Direction: Each record must be reproduced exactly as it is shown.
━━━━
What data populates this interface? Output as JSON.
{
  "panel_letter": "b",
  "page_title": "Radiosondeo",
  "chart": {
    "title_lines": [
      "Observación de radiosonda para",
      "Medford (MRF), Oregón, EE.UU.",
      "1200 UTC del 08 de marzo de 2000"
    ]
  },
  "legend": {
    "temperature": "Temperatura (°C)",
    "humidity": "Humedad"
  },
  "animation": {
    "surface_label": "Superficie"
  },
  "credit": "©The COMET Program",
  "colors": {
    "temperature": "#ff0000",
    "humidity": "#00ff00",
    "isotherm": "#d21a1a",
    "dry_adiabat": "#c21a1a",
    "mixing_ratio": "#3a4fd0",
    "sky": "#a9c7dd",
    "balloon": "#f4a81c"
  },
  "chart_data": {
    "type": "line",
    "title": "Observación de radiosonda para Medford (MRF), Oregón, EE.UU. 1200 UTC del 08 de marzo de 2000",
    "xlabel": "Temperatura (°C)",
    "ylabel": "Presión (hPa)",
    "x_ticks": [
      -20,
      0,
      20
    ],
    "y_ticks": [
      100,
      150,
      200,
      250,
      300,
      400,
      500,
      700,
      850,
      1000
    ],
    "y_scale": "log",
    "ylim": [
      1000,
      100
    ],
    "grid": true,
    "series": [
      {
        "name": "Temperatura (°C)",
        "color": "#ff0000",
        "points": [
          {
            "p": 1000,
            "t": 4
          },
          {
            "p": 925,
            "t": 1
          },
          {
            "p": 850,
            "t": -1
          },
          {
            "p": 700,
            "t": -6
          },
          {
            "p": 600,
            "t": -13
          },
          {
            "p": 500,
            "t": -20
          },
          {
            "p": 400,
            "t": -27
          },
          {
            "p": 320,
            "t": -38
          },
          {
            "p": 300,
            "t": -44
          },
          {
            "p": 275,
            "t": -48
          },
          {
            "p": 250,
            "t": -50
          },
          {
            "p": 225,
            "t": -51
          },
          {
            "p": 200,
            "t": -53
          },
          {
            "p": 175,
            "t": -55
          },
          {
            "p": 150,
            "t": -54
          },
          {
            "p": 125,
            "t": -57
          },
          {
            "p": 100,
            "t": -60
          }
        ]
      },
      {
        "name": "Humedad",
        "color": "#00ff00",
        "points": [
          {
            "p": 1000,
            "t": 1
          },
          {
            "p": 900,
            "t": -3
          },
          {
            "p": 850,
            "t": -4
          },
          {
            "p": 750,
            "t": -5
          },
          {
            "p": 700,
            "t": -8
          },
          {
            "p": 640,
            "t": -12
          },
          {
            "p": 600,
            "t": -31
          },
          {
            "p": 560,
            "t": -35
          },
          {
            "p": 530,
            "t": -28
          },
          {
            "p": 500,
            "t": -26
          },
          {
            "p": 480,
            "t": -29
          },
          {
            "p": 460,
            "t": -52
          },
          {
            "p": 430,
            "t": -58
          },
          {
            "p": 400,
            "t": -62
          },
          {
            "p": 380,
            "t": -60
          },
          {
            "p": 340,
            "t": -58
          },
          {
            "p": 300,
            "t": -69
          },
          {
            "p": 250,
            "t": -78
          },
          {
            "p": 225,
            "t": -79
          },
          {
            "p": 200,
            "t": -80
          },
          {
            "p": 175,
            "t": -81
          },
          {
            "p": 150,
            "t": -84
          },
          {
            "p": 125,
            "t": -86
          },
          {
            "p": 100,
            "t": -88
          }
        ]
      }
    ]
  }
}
━━━━
Task response:
What data populates this interface? Output as JSON.
{
  "panel_letter": "b",
  "page_title": "Radiosondeo",
  "chart": {
    "title_lines": [
      "Observación de radiosonda para",
      "Medford (MRF), Oregón, EE.UU.",
      "1200 UTC del 08 de marzo de 2000"
    ]
  },
  "legend": {
    "temperature": "Temperatura (°C)",
    "humidity": "Humedad"
  },
  "animation": {
    "surface_label": "Superficie"
  },
  "credit": "©The COMET Program",
  "colors": {
    "temperature": "#ff0000",
    "humidity": "#00ff00",
    "isotherm": "#d21a1a",
    "dry_adiabat": "#c21a1a",
    "mixing_ratio": "#3a4fd0",
    "sky": "#a9c7dd",
    "balloon": "#f4a81c"
  },
  "chart_data": {
    "type": "line",
    "title": "Observación de radiosonda para Medford (MRF), Oregón, EE.UU. 1200 UTC del 08 de marzo de 2000",
    "xlabel": "Temperatura (°C)",
    "ylabel": "Presión (hPa)",
    "x_ticks": [
      -20,
      0,
      20
    ],
    "y_ticks": [
      100,
      150,
      200,
      250,
      300,
      400,
      500,
      700,
      850,
      1000
    ],
    "y_scale": "log",
    "ylim": [
      1000,
      100
    ],
    "grid": true,
    "series": [
      {
        "name": "Temperatura (°C)",
        "color": "#ff0000",
        "points": [
          {
            "p": 1000,
            "t": 4
          },
          {
            "p": 925,
            "t": 1
          },
          {
            "p": 850,
            "t": -1
          },
          {
            "p": 700,
            "t": -6
          },
          {
            "p": 600,
            "t": -13
          },
          {
            "p": 500,
            "t": -20
          },
          {
            "p": 400,
            "t": -27
          },
          {
            "p": 320,
            "t": -38
          },
          {
            "p": 300,
            "t": -44
          },
          {
            "p": 275,
            "t": -48
          },
          {
            "p": 250,
            "t": -50
          },
          {
            "p": 225,
            "t": -51
          },
          {
            "p": 200,
            "t": -53
          },
          {
            "p": 175,
            "t": -55
          },
          {
            "p": 150,
            "t": -54
          },
          {
            "p": 125,
            "t": -57
          },
          {
            "p": 100,
            "t": -60
          }
        ]
      },
      {
        "name": "Humedad",
        "color": "#00ff00",
        "points": [
          {
            "p": 1000,
            "t": 1
          },
          {
            "p": 900,
            "t": -3
          },
          {
            "p": 850,
            "t": -4
          },
          {
            "p": 750,
            "t": -5
          },
          {
            "p": 700,
            "t": -8
          },
          {
            "p": 640,
            "t": -12
          },
          {
            "p": 600,
            "t": -31
          },
          {
            "p": 560,
            "t": -35
          },
          {
            "p": 530,
            "t": -28
          },
          {
            "p": 500,
            "t": -26
          },
          {
            "p": 480,
            "t": -29
          },
          {
            "p": 460,
            "t": -52
          },
          {
            "p": 430,
            "t": -58
          },
          {
            "p": 400,
            "t": -62
          },
          {
            "p": 380,
            "t": -60
          },
          {
            "p": 340,
            "t": -58
          },
          {
            "p": 300,
            "t": -69
          },
          {
            "p": 250,
            "t": -78
          },
          {
            "p": 225,
            "t": -79
          },
          {
            "p": 200,
            "t": -80
          },
          {
            "p": 175,
            "t": -81
          },
          {
            "p": 150,
            "t": -84
          },
          {
            "p": 125,
            "t": -86
          },
          {
            "p": 100,
            "t": -88
          }
        ]
      }
    ]
  }
}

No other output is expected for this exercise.